* [Provided data]
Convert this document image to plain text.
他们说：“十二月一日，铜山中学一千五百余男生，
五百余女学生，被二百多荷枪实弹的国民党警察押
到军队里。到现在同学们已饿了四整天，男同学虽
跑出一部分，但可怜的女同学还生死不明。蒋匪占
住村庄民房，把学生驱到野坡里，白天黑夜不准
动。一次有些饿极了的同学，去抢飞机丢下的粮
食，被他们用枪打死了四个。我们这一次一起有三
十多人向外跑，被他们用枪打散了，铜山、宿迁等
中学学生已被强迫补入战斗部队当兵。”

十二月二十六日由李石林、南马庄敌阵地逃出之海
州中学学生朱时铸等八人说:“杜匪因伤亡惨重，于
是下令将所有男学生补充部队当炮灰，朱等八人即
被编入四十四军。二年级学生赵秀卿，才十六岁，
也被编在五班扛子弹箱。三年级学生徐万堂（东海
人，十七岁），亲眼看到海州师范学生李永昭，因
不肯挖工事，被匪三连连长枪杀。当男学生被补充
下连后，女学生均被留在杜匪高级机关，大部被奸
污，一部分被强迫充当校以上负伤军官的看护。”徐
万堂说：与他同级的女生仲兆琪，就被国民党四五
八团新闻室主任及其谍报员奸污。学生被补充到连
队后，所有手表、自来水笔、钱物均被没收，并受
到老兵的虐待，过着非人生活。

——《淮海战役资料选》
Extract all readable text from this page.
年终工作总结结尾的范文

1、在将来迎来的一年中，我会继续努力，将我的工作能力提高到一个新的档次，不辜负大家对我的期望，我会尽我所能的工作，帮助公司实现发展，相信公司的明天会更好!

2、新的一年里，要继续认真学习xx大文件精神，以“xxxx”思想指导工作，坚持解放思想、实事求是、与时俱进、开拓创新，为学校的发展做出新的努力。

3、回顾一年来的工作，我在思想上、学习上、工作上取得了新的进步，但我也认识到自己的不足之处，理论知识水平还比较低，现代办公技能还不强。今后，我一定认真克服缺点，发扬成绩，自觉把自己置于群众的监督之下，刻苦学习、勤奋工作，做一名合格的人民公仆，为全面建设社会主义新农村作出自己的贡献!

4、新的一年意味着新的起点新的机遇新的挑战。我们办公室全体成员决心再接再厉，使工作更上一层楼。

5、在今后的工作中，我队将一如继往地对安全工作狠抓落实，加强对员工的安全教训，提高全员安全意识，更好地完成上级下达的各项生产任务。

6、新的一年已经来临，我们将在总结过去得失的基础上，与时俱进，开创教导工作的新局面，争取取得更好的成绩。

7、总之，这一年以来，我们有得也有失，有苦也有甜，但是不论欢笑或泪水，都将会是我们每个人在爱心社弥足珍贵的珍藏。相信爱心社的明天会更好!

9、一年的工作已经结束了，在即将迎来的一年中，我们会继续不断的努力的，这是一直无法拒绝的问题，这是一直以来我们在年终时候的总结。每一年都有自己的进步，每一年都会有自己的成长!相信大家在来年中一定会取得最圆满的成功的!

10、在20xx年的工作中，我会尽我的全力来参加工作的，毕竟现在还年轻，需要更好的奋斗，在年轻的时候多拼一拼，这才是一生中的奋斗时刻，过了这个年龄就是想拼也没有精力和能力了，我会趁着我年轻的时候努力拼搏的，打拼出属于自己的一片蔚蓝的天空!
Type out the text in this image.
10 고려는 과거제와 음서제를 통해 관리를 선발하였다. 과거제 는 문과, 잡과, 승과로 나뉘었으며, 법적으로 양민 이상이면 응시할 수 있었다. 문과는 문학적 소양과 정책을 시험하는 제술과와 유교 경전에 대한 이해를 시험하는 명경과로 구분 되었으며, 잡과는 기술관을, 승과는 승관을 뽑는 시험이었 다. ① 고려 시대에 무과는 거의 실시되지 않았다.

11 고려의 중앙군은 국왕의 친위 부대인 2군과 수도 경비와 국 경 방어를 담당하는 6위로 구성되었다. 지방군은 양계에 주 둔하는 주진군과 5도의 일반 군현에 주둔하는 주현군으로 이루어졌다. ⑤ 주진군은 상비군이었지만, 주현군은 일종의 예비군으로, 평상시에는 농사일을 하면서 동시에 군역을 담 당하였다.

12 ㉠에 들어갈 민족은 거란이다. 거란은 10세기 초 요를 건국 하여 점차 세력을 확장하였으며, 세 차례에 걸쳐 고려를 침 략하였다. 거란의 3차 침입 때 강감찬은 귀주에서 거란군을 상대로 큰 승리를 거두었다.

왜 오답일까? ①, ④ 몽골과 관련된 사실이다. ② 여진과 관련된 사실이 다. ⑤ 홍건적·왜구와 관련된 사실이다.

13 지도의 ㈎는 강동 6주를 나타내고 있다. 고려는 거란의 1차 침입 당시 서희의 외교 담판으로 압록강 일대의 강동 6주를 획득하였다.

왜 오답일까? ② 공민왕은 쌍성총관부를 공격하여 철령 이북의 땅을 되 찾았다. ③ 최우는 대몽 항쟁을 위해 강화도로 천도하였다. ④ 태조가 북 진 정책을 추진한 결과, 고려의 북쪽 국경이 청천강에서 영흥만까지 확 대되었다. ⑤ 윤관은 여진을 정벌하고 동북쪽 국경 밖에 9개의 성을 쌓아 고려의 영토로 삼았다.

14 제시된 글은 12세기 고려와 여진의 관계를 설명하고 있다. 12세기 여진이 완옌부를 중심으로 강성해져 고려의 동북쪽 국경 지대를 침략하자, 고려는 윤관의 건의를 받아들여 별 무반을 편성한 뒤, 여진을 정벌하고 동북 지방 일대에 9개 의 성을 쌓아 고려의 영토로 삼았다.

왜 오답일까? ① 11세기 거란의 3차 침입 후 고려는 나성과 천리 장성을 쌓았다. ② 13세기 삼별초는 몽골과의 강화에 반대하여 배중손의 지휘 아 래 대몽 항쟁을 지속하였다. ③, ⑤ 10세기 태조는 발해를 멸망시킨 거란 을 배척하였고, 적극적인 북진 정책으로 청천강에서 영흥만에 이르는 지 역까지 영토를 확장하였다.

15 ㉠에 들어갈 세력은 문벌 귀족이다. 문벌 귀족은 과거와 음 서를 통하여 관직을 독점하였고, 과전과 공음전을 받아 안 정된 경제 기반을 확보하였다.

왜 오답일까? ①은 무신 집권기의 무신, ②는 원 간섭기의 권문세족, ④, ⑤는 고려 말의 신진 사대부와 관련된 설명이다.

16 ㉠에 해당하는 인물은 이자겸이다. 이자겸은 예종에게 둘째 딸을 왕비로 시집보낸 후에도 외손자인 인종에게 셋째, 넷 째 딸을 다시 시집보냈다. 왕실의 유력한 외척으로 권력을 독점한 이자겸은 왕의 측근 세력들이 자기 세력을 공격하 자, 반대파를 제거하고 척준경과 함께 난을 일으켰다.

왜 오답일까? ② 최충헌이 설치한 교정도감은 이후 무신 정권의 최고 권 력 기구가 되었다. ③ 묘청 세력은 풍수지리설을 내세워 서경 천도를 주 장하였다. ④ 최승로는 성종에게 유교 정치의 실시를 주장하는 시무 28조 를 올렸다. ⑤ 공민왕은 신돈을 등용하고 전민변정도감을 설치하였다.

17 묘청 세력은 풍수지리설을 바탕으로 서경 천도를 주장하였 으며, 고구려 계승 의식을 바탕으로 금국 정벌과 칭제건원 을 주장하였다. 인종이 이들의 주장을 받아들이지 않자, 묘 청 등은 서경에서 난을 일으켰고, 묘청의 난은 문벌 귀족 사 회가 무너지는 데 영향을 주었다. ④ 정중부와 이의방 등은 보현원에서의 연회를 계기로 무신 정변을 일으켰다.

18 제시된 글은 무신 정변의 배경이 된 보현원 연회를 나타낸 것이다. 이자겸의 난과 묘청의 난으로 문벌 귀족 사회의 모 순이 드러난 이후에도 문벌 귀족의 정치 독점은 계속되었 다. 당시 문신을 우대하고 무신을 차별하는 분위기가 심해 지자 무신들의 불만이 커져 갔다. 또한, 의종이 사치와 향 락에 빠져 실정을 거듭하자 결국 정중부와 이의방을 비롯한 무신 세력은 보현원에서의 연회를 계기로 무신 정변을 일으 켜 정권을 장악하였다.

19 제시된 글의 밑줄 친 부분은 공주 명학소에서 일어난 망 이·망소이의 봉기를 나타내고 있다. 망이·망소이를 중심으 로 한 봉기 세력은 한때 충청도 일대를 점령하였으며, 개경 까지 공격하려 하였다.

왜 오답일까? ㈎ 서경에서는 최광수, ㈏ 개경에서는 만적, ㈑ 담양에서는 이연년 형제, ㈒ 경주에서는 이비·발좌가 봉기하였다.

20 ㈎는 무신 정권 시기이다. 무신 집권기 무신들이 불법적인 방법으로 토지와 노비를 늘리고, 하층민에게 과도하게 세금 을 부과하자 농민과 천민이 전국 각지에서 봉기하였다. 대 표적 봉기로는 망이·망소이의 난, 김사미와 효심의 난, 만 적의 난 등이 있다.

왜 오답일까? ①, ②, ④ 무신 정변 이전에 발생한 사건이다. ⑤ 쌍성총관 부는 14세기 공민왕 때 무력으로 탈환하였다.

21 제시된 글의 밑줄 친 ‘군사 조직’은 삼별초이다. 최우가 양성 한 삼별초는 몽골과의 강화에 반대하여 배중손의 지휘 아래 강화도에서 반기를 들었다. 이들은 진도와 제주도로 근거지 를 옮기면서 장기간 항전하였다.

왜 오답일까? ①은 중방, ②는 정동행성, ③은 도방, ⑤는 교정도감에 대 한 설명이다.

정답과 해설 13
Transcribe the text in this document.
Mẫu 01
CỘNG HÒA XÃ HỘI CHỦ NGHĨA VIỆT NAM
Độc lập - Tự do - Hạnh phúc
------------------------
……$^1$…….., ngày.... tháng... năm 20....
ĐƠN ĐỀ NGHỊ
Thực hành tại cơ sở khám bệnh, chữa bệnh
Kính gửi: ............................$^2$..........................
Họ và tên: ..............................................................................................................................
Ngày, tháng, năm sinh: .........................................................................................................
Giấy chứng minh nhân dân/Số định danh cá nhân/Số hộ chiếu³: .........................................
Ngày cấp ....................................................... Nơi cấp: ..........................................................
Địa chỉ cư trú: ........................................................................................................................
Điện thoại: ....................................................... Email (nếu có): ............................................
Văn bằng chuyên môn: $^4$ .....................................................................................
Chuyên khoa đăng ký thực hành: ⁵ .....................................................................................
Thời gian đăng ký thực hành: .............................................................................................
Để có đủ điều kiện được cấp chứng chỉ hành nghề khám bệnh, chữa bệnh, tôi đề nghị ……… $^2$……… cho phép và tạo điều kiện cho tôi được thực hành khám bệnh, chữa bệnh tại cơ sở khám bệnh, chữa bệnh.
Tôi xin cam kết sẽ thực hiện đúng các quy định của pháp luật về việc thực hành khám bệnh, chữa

* [What the exercise asks] From the entries above, copy every line that holds the word "청천강에서".

* [Complete output]
왜 오답일까? ② 공민왕은 쌍성총관부를 공격하여 철령 이북의 땅을 되 찾았다. ③ 최우는 대몽 항쟁을 위해 강화도로 천도하였다. ④ 태조가 북 진 정책을 추진한 결과, 고려의 북쪽 국경이 청천강에서 영흥만까지 확 대되었다. ⑤ 윤관은 여진을 정벌하고 동북쪽 국경 밖에 9개의 성을 쌓아 고려의 영토로 삼았다.
왜 오답일까? ① 11세기 거란의 3차 침입 후 고려는 나성과 천리 장성을 쌓았다. ② 13세기 삼별초는 몽골과의 강화에 반대하여 배중손의 지휘 아 래 대몽 항쟁을 지속하였다. ③, ⑤ 10세기 태조는 발해를 멸망시킨 거란 을 배척하였고, 적극적인 북진 정책으로 청천강에서 영흥만에 이르는 지 역까지 영토를 확장하였다.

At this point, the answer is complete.